- Directions for this task
Reproduce the listing that follows with no differences at all.

━━━ Data provided

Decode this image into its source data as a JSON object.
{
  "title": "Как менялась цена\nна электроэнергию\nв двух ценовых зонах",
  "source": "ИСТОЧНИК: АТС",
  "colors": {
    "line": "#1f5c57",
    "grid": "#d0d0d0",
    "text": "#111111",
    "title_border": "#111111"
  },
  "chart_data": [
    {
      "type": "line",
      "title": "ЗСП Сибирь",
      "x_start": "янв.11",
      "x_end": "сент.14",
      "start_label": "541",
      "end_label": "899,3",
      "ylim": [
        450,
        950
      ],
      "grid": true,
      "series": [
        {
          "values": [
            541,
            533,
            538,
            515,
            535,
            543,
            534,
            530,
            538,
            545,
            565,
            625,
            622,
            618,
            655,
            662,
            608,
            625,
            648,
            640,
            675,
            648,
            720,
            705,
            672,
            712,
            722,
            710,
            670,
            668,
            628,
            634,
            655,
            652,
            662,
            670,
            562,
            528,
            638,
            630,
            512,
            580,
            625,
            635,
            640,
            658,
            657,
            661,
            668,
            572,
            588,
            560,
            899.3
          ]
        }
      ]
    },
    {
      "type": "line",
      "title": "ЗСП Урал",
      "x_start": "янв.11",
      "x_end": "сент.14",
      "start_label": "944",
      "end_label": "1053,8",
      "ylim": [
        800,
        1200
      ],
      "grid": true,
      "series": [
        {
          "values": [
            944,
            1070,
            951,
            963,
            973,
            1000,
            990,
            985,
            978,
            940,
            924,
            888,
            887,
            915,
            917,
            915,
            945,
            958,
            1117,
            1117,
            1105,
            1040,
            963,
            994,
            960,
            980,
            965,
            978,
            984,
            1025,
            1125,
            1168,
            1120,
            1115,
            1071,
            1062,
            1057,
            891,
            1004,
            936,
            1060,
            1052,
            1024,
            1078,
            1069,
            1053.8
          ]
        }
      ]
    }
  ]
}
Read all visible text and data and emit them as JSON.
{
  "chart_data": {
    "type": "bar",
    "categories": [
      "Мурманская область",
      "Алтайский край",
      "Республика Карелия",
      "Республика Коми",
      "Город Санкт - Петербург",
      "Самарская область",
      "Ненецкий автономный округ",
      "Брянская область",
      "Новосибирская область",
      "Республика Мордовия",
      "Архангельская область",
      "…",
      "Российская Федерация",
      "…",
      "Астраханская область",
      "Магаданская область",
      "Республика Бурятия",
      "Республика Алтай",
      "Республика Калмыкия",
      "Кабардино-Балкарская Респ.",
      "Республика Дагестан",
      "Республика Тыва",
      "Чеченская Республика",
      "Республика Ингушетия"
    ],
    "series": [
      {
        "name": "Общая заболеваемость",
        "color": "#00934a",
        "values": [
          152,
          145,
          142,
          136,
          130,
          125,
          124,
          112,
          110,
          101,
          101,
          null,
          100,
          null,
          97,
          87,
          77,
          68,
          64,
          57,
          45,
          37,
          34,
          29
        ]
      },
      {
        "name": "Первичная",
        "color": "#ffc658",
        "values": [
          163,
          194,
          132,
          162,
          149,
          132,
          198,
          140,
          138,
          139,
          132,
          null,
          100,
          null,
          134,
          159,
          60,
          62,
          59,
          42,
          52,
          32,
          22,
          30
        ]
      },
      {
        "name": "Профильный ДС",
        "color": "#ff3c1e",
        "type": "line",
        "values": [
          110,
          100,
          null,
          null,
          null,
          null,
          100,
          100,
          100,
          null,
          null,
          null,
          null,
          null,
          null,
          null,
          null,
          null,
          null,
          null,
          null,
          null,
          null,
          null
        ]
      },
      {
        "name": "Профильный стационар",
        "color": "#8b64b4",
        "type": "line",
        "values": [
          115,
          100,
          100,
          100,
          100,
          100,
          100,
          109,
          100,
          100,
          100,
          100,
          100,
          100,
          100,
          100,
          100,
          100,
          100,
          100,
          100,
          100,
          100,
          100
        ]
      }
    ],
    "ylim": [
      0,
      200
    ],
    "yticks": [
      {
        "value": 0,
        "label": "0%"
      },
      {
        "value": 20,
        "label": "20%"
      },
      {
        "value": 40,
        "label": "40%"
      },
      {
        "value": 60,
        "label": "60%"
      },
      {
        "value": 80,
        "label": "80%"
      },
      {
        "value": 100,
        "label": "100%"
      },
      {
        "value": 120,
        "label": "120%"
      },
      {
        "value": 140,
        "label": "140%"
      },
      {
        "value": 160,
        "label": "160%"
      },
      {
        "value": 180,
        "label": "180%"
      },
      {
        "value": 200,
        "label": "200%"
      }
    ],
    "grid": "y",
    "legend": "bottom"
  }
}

━━━━━━

- Task output
Decode this image into its source data as a JSON object.
{
  "title": "Как менялась цена\nна электроэнергию\nв двух ценовых зонах",
  "source": "ИСТОЧНИК: АТС",
  "colors": {
    "line": "#1f5c57",
    "grid": "#d0d0d0",
    "text": "#111111",
    "title_border": "#111111"
  },
  "chart_data": [
    {
      "type": "line",
      "title": "ЗСП Сибирь",
      "x_start": "янв.11",
      "x_end": "сент.14",
      "start_label": "541",
      "end_label": "899,3",
      "ylim": [
        450,
        950
      ],
      "grid": true,
      "series": [
        {
          "values": [
            541,
            533,
            538,
            515,
            535,
            543,
            534,
            530,
            538,
            545,
            565,
            625,
            622,
            618,
            655,
            662,
            608,
            625,
            648,
            640,
            675,
            648,
            720,
            705,
            672,
            712,
            722,
            710,
            670,
            668,
            628,
            634,
            655,
            652,
            662,
            670,
            562,
            528,
            638,
            630,
            512,
            580,
            625,
            635,
            640,
            658,
            657,
            661,
            668,
            572,
            588,
            560,
            899.3
          ]
        }
      ]
    },
    {
      "type": "line",
      "title": "ЗСП Урал",
      "x_start": "янв.11",
      "x_end": "сент.14",
      "start_label": "944",
      "end_label": "1053,8",
      "ylim": [
        800,
        1200
      ],
      "grid": true,
      "series": [
        {
          "values": [
            944,
            1070,
            951,
            963,
            973,
            1000,
            990,
            985,
            978,
            940,
            924,
            888,
            887,
            915,
            917,
            915,
            945,
            958,
            1117,
            1117,
            1105,
            1040,
            963,
            994,
            960,
            980,
            965,
            978,
            984,
            1025,
            1125,
            1168,
            1120,
            1115,
            1071,
            1062,
            1057,
            891,
            1004,
            936,
            1060,
            1052,
            1024,
            1078,
            1069,
            1053.8
          ]
        }
      ]
    }
  ]
}
Read all visible text and data and emit them as JSON.
{
  "chart_data": {
    "type": "bar",
    "categories": [
      "Мурманская область",
      "Алтайский край",
      "Республика Карелия",
      "Республика Коми",
      "Город Санкт - Петербург",
      "Самарская область",
      "Ненецкий автономный округ",
      "Брянская область",
      "Новосибирская область",
      "Республика Мордовия",
      "Архангельская область",
      "…",
      "Российская Федерация",
      "…",
      "Астраханская область",
      "Магаданская область",
      "Республика Бурятия",
      "Республика Алтай",
      "Республика Калмыкия",
      "Кабардино-Балкарская Респ.",
      "Республика Дагестан",
      "Республика Тыва",
      "Чеченская Республика",
      "Республика Ингушетия"
    ],
    "series": [
      {
        "name": "Общая заболеваемость",
        "color": "#00934a",
        "values": [
          152,
          145,
          142,
          136,
          130,
          125,
          124,
          112,
          110,
          101,
          101,
          null,
          100,
          null,
          97,
          87,
          77,
          68,
          64,
          57,
          45,
          37,
          34,
          29
        ]
      },
      {
        "name": "Первичная",
        "color": "#ffc658",
        "values": [
          163,
          194,
          132,
          162,
          149,
          132,
          198,
          140,
          138,
          139,
          132,
          null,
          100,
          null,
          134,
          159,
          60,
          62,
          59,
          42,
          52,
          32,
          22,
          30
        ]
      },
      {
        "name": "Профильный ДС",
        "color": "#ff3c1e",
        "type": "line",
        "values": [
          110,
          100,
          null,
          null,
          null,
          null,
          100,
          100,
          100,
          null,
          null,
          null,
          null,
          null,
          null,
          null,
          null,
          null,
          null,
          null,
          null,
          null,
          null,
          null
        ]
      },
      {
        "name": "Профильный стационар",
        "color": "#8b64b4",
        "type": "line",
        "values": [
          115,
          100,
          100,
          100,
          100,
          100,
          100,
          109,
          100,
          100,
          100,
          100,
          100,
          100,
          100,
          100,
          100,
          100,
          100,
          100,
          100,
          100,
          100,
          100
        ]
      }
    ],
    "ylim": [
      0,
      200
    ],
    "yticks": [
      {
        "value": 0,
        "label": "0%"
      },
      {
        "value": 20,
        "label": "20%"
      },
      {
        "value": 40,
        "label": "40%"
      },
      {
        "value": 60,
        "label": "60%"
      },
      {
        "value": 80,
        "label": "80%"
      },
      {
        "value": 100,
        "label": "100%"
      },
      {
        "value": 120,
        "label": "120%"
      },
      {
        "value": 140,
        "label": "140%"
      },
      {
        "value": 160,
        "label": "160%"
      },
      {
        "value": 180,
        "label": "180%"
      },
      {
        "value": 200,
        "label": "200%"
      }
    ],
    "grid": "y",
    "legend": "bottom"
  }
}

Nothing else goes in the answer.